▶ _Problem requirements_:
Omit all pictures. Copy the rest of the material exactly.

>> START

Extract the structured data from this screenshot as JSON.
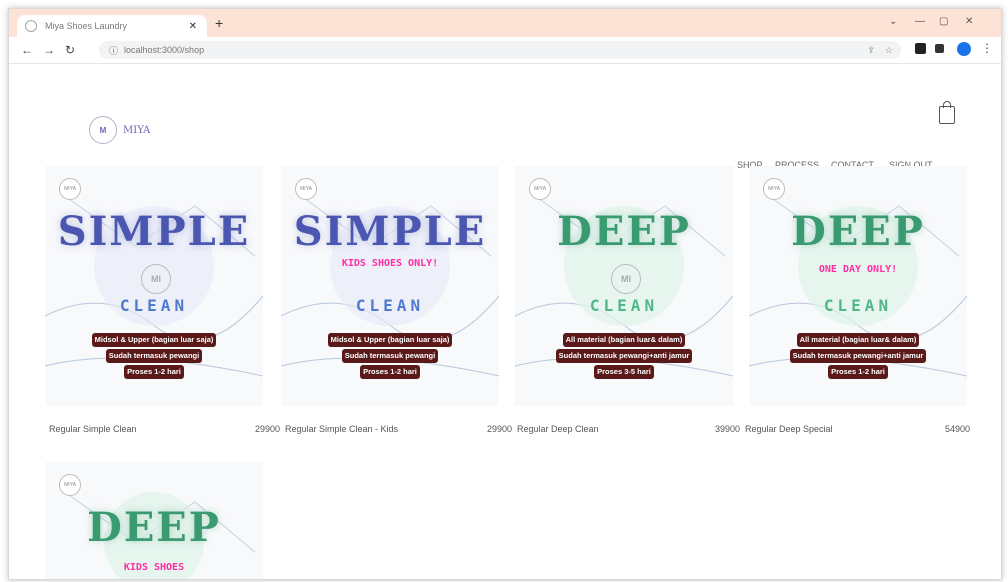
{
  "browser": {
    "tab_title": "Miya Shoes Laundry",
    "new_tab": "+",
    "url": "localhost:3000/shop",
    "controls": {
      "minimize": "—",
      "maximize": "▢",
      "close": "✕",
      "collapse": "⌄"
    }
  },
  "site": {
    "logo_badge": "M",
    "logo_name": "MIYA",
    "nav": [
      "SHOP",
      "PROCESS",
      "CONTACT",
      "SIGN OUT"
    ]
  },
  "products": [
    {
      "word": "SIMPLE",
      "sub": "CLEAN",
      "word_color": "#4a56b0",
      "sub_color": "#4f7ad0",
      "pink": "",
      "desc": [
        "Midsol & Upper (bagian luar saja)",
        "Sudah termasuk pewangi",
        "Proses 1-2 hari"
      ],
      "name": "Regular Simple Clean",
      "price": "29900"
    },
    {
      "word": "SIMPLE",
      "sub": "CLEAN",
      "word_color": "#4a56b0",
      "sub_color": "#4f7ad0",
      "pink": "KIDS SHOES ONLY!",
      "desc": [
        "Midsol & Upper (bagian luar saja)",
        "Sudah termasuk pewangi",
        "Proses 1-2 hari"
      ],
      "name": "Regular Simple Clean - Kids",
      "price": "29900"
    },
    {
      "word": "DEEP",
      "sub": "CLEAN",
      "word_color": "#3a9a70",
      "sub_color": "#4fb886",
      "pink": "",
      "desc": [
        "All material (bagian luar& dalam)",
        "Sudah termasuk pewangi+anti jamur",
        "Proses 3-5 hari"
      ],
      "name": "Regular Deep Clean",
      "price": "39900"
    },
    {
      "word": "DEEP",
      "sub": "CLEAN",
      "word_color": "#3a9a70",
      "sub_color": "#4fb886",
      "pink": "ONE DAY ONLY!",
      "desc": [
        "All material (bagian luar& dalam)",
        "Sudah termasuk pewangi+anti jamur",
        "Proses 1-2 hari"
      ],
      "name": "Regular Deep Special",
      "price": "54900"
    },
    {
      "word": "DEEP",
      "sub": "",
      "word_color": "#3a9a70",
      "sub_color": "#4fb886",
      "pink": "KIDS SHOES",
      "desc": [],
      "name": "",
      "price": ""
    }
  ]
}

>> END

▶ _Solution to this problem_:
Extract the structured data from this screenshot as JSON.
{
  "browser": {
    "tab_title": "Miya Shoes Laundry",
    "new_tab": "+",
    "url": "localhost:3000/shop",
    "controls": {
      "minimize": "—",
      "maximize": "▢",
      "close": "✕",
      "collapse": "⌄"
    }
  },
  "site": {
    "logo_badge": "M",
    "logo_name": "MIYA",
    "nav": [
      "SHOP",
      "PROCESS",
      "CONTACT",
      "SIGN OUT"
    ]
  },
  "products": [
    {
      "word": "SIMPLE",
      "sub": "CLEAN",
      "word_color": "#4a56b0",
      "sub_color": "#4f7ad0",
      "pink": "",
      "desc": [
        "Midsol & Upper (bagian luar saja)",
        "Sudah termasuk pewangi",
        "Proses 1-2 hari"
      ],
      "name": "Regular Simple Clean",
      "price": "29900"
    },
    {
      "word": "SIMPLE",
      "sub": "CLEAN",
      "word_color": "#4a56b0",
      "sub_color": "#4f7ad0",
      "pink": "KIDS SHOES ONLY!",
      "desc": [
        "Midsol & Upper (bagian luar saja)",
        "Sudah termasuk pewangi",
        "Proses 1-2 hari"
      ],
      "name": "Regular Simple Clean - Kids",
      "price": "29900"
    },
    {
      "word": "DEEP",
      "sub": "CLEAN",
      "word_color": "#3a9a70",
      "sub_color": "#4fb886",
      "pink": "",
      "desc": [
        "All material (bagian luar& dalam)",
        "Sudah termasuk pewangi+anti jamur",
        "Proses 3-5 hari"
      ],
      "name": "Regular Deep Clean",
      "price": "39900"
    },
    {
      "word": "DEEP",
      "sub": "CLEAN",
      "word_color": "#3a9a70",
      "sub_color": "#4fb886",
      "pink": "ONE DAY ONLY!",
      "desc": [
        "All material (bagian luar& dalam)",
        "Sudah termasuk pewangi+anti jamur",
        "Proses 1-2 hari"
      ],
      "name": "Regular Deep Special",
      "price": "54900"
    },
    {
      "word": "DEEP",
      "sub": "",
      "word_color": "#3a9a70",
      "sub_color": "#4fb886",
      "pink": "KIDS SHOES",
      "desc": [],
      "name": "",
      "price": ""
    }
  ]
}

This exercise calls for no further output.